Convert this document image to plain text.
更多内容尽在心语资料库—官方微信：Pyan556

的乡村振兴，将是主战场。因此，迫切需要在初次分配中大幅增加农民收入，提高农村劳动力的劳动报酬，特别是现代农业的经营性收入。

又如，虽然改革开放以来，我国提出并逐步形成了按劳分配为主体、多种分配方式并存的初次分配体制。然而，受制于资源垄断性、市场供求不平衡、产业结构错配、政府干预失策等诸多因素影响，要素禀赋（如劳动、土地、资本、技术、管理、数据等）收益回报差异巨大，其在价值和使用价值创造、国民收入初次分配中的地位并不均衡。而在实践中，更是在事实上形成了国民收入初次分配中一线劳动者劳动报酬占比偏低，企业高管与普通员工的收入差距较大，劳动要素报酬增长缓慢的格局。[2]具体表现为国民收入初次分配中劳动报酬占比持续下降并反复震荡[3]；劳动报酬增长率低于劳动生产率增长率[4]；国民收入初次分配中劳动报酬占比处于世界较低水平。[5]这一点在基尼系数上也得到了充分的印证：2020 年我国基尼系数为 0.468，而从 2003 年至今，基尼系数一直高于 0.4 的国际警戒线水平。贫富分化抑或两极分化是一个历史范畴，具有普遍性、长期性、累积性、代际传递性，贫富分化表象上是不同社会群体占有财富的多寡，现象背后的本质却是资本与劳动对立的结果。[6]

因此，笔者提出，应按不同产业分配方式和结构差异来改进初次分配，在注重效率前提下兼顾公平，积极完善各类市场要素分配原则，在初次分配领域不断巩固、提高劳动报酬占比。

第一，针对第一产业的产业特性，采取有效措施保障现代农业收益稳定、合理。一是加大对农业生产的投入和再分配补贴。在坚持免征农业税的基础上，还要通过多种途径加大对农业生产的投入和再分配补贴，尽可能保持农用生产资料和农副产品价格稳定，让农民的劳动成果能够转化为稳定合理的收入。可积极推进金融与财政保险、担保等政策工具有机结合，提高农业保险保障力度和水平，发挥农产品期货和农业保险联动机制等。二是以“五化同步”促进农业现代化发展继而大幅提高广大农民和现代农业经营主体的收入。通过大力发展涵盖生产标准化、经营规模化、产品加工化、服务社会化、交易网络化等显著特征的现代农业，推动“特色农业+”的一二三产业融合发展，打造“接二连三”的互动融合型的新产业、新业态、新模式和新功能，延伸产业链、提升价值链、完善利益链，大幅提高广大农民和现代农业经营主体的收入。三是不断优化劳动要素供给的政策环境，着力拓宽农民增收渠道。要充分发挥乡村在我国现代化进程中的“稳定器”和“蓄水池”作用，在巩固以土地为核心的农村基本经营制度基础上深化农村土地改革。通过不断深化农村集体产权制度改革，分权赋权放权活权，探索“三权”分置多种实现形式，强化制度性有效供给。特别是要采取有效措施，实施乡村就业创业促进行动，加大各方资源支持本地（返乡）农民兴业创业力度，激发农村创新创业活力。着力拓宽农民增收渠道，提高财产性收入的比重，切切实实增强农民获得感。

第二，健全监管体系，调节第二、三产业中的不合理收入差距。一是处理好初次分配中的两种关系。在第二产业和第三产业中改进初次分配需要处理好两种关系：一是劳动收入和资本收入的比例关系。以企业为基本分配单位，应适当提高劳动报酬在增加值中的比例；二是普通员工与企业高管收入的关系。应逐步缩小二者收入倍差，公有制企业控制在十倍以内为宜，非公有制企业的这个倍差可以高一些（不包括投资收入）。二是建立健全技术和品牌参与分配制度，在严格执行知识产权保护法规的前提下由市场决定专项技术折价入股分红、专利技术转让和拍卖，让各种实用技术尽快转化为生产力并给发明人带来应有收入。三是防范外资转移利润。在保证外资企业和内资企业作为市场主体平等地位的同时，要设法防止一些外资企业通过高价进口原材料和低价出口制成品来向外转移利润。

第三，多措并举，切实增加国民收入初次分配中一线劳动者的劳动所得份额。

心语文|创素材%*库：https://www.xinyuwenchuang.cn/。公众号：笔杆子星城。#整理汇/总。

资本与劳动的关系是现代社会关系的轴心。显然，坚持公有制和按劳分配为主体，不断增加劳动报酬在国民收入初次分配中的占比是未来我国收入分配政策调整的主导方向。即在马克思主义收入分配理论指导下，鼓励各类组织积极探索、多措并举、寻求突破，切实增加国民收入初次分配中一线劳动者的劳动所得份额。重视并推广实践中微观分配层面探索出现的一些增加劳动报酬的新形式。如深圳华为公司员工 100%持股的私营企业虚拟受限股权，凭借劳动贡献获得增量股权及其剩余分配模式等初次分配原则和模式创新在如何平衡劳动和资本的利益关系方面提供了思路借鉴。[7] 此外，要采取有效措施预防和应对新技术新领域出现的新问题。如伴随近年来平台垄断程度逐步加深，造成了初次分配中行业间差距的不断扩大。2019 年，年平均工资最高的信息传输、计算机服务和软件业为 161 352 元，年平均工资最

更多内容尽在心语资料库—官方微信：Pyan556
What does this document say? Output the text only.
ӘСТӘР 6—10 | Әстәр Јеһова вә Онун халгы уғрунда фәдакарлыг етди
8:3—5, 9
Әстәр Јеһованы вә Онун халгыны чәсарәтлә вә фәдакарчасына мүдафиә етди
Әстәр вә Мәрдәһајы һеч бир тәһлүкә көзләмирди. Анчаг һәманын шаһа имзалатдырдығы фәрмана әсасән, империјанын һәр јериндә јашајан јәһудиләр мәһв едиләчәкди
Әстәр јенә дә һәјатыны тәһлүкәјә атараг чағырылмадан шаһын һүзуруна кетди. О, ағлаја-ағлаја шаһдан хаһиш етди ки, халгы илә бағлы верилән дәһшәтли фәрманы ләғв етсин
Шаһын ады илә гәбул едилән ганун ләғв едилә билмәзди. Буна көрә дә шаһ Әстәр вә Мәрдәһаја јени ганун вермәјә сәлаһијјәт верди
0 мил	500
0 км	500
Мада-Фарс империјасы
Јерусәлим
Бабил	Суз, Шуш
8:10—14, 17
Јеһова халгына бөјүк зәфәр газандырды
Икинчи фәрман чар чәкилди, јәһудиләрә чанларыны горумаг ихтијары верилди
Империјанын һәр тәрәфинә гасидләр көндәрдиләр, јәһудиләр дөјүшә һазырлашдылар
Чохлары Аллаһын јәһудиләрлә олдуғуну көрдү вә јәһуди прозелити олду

- - -

### Work required
Could you transcribe the records in full, exactly?

### The answer
Convert this document image to plain text.
更多内容尽在心语资料库—官方微信：Pyan556

的乡村振兴，将是主战场。因此，迫切需要在初次分配中大幅增加农民收入，提高农村劳动力的劳动报酬，特别是现代农业的经营性收入。

又如，虽然改革开放以来，我国提出并逐步形成了按劳分配为主体、多种分配方式并存的初次分配体制。然而，受制于资源垄断性、市场供求不平衡、产业结构错配、政府干预失策等诸多因素影响，要素禀赋（如劳动、土地、资本、技术、管理、数据等）收益回报差异巨大，其在价值和使用价值创造、国民收入初次分配中的地位并不均衡。而在实践中，更是在事实上形成了国民收入初次分配中一线劳动者劳动报酬占比偏低，企业高管与普通员工的收入差距较大，劳动要素报酬增长缓慢的格局。[2]具体表现为国民收入初次分配中劳动报酬占比持续下降并反复震荡[3]；劳动报酬增长率低于劳动生产率增长率[4]；国民收入初次分配中劳动报酬占比处于世界较低水平。[5]这一点在基尼系数上也得到了充分的印证：2020 年我国基尼系数为 0.468，而从 2003 年至今，基尼系数一直高于 0.4 的国际警戒线水平。贫富分化抑或两极分化是一个历史范畴，具有普遍性、长期性、累积性、代际传递性，贫富分化表象上是不同社会群体占有财富的多寡，现象背后的本质却是资本与劳动对立的结果。[6]

因此，笔者提出，应按不同产业分配方式和结构差异来改进初次分配，在注重效率前提下兼顾公平，积极完善各类市场要素分配原则，在初次分配领域不断巩固、提高劳动报酬占比。

第一，针对第一产业的产业特性，采取有效措施保障现代农业收益稳定、合理。一是加大对农业生产的投入和再分配补贴。在坚持免征农业税的基础上，还要通过多种途径加大对农业生产的投入和再分配补贴，尽可能保持农用生产资料和农副产品价格稳定，让农民的劳动成果能够转化为稳定合理的收入。可积极推进金融与财政保险、担保等政策工具有机结合，提高农业保险保障力度和水平，发挥农产品期货和农业保险联动机制等。二是以“五化同步”促进农业现代化发展继而大幅提高广大农民和现代农业经营主体的收入。通过大力发展涵盖生产标准化、经营规模化、产品加工化、服务社会化、交易网络化等显著特征的现代农业，推动“特色农业+”的一二三产业融合发展，打造“接二连三”的互动融合型的新产业、新业态、新模式和新功能，延伸产业链、提升价值链、完善利益链，大幅提高广大农民和现代农业经营主体的收入。三是不断优化劳动要素供给的政策环境，着力拓宽农民增收渠道。要充分发挥乡村在我国现代化进程中的“稳定器”和“蓄水池”作用，在巩固以土地为核心的农村基本经营制度基础上深化农村土地改革。通过不断深化农村集体产权制度改革，分权赋权放权活权，探索“三权”分置多种实现形式，强化制度性有效供给。特别是要采取有效措施，实施乡村就业创业促进行动，加大各方资源支持本地（返乡）农民兴业创业力度，激发农村创新创业活力。着力拓宽农民增收渠道，提高财产性收入的比重，切切实实增强农民获得感。

第二，健全监管体系，调节第二、三产业中的不合理收入差距。一是处理好初次分配中的两种关系。在第二产业和第三产业中改进初次分配需要处理好两种关系：一是劳动收入和资本收入的比例关系。以企业为基本分配单位，应适当提高劳动报酬在增加值中的比例；二是普通员工与企业高管收入的关系。应逐步缩小二者收入倍差，公有制企业控制在十倍以内为宜，非公有制企业的这个倍差可以高一些（不包括投资收入）。二是建立健全技术和品牌参与分配制度，在严格执行知识产权保护法规的前提下由市场决定专项技术折价入股分红、专利技术转让和拍卖，让各种实用技术尽快转化为生产力并给发明人带来应有收入。三是防范外资转移利润。在保证外资企业和内资企业作为市场主体平等地位的同时，要设法防止一些外资企业通过高价进口原材料和低价出口制成品来向外转移利润。

第三，多措并举，切实增加国民收入初次分配中一线劳动者的劳动所得份额。

心语文|创素材%*库：https://www.xinyuwenchuang.cn/。公众号：笔杆子星城。#整理汇/总。

资本与劳动的关系是现代社会关系的轴心。显然，坚持公有制和按劳分配为主体，不断增加劳动报酬在国民收入初次分配中的占比是未来我国收入分配政策调整的主导方向。即在马克思主义收入分配理论指导下，鼓励各类组织积极探索、多措并举、寻求突破，切实增加国民收入初次分配中一线劳动者的劳动所得份额。重视并推广实践中微观分配层面探索出现的一些增加劳动报酬的新形式。如深圳华为公司员工 100%持股的私营企业虚拟受限股权，凭借劳动贡献获得增量股权及其剩余分配模式等初次分配原则和模式创新在如何平衡劳动和资本的利益关系方面提供了思路借鉴。[7] 此外，要采取有效措施预防和应对新技术新领域出现的新问题。如伴随近年来平台垄断程度逐步加深，造成了初次分配中行业间差距的不断扩大。2019 年，年平均工资最高的信息传输、计算机服务和软件业为 161 352 元，年平均工资最

更多内容尽在心语资料库—官方微信：Pyan556
What does this document say? Output the text only.
ӘСТӘР 6—10 | Әстәр Јеһова вә Онун халгы уғрунда фәдакарлыг етди
8:3—5, 9
Әстәр Јеһованы вә Онун халгыны чәсарәтлә вә фәдакарчасына мүдафиә етди
Әстәр вә Мәрдәһајы һеч бир тәһлүкә көзләмирди. Анчаг һәманын шаһа имзалатдырдығы фәрмана әсасән, империјанын һәр јериндә јашајан јәһудиләр мәһв едиләчәкди
Әстәр јенә дә һәјатыны тәһлүкәјә атараг чағырылмадан шаһын һүзуруна кетди. О, ағлаја-ағлаја шаһдан хаһиш етди ки, халгы илә бағлы верилән дәһшәтли фәрманы ләғв етсин
Шаһын ады илә гәбул едилән ганун ләғв едилә билмәзди. Буна көрә дә шаһ Әстәр вә Мәрдәһаја јени ганун вермәјә сәлаһијјәт верди
0 мил	500
0 км	500
Мада-Фарс империјасы
Јерусәлим
Бабил	Суз, Шуш
8:10—14, 17
Јеһова халгына бөјүк зәфәр газандырды
Икинчи фәрман чар чәкилди, јәһудиләрә чанларыны горумаг ихтијары верилди
Империјанын һәр тәрәфинә гасидләр көндәрдиләр, јәһудиләр дөјүшә һазырлашдылар
Чохлары Аллаһын јәһудиләрлә олдуғуну көрдү вә јәһуди прозелити олду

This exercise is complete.